- **Problem details**: Tally the lines that contain the string "ylabel" and give the number by itself.

===

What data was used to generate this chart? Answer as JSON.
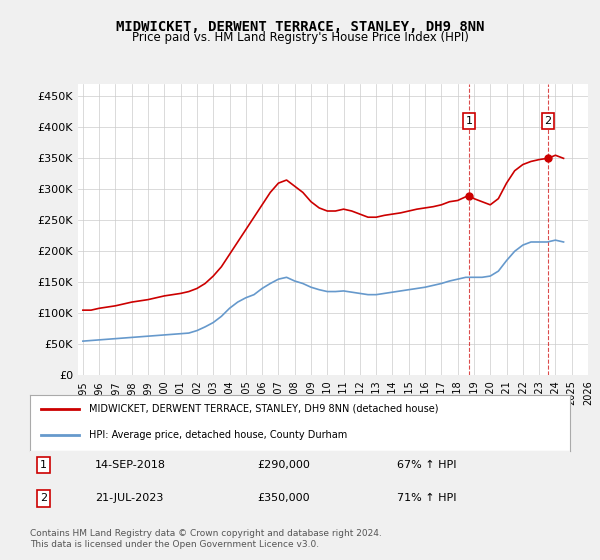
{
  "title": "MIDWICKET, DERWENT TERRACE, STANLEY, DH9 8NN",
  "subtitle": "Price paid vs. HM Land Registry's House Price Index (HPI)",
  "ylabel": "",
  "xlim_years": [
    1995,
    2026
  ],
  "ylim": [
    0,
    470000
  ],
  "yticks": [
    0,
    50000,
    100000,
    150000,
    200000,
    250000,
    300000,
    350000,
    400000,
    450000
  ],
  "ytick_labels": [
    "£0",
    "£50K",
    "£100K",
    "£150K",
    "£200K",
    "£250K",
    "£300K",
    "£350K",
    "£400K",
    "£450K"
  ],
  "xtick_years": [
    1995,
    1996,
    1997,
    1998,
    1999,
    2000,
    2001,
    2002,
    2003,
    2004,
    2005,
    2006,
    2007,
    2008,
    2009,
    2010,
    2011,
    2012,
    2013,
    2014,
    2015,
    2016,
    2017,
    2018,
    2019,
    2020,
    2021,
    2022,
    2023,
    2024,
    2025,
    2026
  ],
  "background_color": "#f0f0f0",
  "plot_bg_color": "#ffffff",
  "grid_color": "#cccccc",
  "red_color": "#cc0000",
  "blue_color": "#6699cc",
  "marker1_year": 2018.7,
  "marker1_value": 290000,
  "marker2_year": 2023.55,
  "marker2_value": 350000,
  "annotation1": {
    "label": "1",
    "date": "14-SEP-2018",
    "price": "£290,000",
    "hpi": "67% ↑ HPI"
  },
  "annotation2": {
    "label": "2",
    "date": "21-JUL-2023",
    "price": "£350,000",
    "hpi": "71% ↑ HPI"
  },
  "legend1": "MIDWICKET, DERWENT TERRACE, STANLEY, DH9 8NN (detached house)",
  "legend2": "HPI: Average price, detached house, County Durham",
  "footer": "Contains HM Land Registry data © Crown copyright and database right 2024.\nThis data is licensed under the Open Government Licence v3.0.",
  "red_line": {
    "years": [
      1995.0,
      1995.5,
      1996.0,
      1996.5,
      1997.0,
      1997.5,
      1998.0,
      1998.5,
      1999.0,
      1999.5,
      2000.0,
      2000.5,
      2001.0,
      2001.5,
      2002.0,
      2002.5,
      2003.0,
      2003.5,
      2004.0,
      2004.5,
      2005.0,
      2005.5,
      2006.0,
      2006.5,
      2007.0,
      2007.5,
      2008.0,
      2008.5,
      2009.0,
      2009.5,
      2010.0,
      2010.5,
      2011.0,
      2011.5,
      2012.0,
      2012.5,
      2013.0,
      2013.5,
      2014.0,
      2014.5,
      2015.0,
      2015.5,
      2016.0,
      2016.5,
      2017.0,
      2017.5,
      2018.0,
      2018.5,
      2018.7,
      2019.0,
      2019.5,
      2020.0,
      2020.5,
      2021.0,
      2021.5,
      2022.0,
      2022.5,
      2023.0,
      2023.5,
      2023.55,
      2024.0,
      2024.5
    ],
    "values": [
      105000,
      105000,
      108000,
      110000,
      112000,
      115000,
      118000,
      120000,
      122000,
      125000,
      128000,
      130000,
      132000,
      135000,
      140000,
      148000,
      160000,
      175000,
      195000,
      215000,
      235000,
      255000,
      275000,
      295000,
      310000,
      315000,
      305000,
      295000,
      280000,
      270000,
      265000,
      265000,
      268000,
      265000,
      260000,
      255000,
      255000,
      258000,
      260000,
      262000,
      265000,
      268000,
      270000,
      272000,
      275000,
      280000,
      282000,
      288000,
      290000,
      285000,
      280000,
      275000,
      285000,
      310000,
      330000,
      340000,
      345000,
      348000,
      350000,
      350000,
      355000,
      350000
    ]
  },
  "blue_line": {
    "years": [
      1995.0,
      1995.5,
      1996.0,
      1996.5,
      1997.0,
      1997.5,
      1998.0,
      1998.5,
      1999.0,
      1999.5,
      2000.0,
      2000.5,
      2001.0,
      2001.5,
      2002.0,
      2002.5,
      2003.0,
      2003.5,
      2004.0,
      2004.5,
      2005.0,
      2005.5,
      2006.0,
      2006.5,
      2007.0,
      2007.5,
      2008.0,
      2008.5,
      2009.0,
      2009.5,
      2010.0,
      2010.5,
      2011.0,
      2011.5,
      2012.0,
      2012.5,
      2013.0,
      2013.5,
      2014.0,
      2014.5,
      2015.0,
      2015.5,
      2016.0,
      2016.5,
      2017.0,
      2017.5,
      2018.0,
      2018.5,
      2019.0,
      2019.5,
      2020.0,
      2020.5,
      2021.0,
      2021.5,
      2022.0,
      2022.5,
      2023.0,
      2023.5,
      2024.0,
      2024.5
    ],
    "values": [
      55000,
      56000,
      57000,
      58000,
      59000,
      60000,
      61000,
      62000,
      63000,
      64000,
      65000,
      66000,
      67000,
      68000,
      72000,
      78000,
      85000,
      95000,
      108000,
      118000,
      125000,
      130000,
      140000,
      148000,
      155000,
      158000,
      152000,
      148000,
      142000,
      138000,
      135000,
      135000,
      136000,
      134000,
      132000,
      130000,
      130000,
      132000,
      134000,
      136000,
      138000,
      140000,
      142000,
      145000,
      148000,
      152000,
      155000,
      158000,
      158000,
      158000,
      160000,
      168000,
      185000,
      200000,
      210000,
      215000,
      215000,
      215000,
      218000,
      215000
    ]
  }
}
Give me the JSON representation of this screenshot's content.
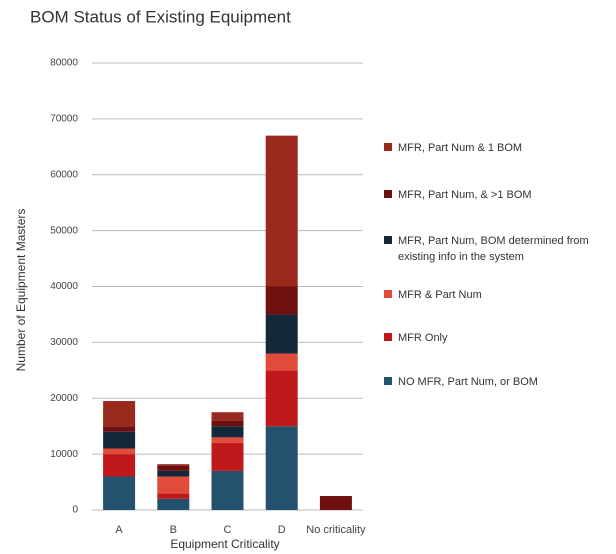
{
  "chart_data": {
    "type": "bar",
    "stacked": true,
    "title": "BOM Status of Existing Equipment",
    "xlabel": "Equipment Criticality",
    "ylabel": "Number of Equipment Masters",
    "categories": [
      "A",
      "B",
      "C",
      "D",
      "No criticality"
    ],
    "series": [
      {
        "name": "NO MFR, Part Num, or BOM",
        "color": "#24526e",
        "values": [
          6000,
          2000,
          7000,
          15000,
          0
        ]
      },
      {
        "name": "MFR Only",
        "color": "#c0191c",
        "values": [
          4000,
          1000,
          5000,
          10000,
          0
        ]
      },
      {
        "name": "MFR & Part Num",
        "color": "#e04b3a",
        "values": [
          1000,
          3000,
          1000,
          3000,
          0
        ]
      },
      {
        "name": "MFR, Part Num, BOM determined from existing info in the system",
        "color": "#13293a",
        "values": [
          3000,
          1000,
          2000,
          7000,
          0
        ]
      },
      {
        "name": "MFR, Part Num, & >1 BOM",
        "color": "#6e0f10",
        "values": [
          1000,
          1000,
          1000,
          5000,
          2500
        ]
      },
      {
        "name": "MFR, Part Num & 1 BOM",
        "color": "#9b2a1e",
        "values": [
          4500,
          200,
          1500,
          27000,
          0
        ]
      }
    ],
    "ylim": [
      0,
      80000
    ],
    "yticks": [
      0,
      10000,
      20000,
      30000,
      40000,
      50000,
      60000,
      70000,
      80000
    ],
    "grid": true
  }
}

===

- **Response below**: 2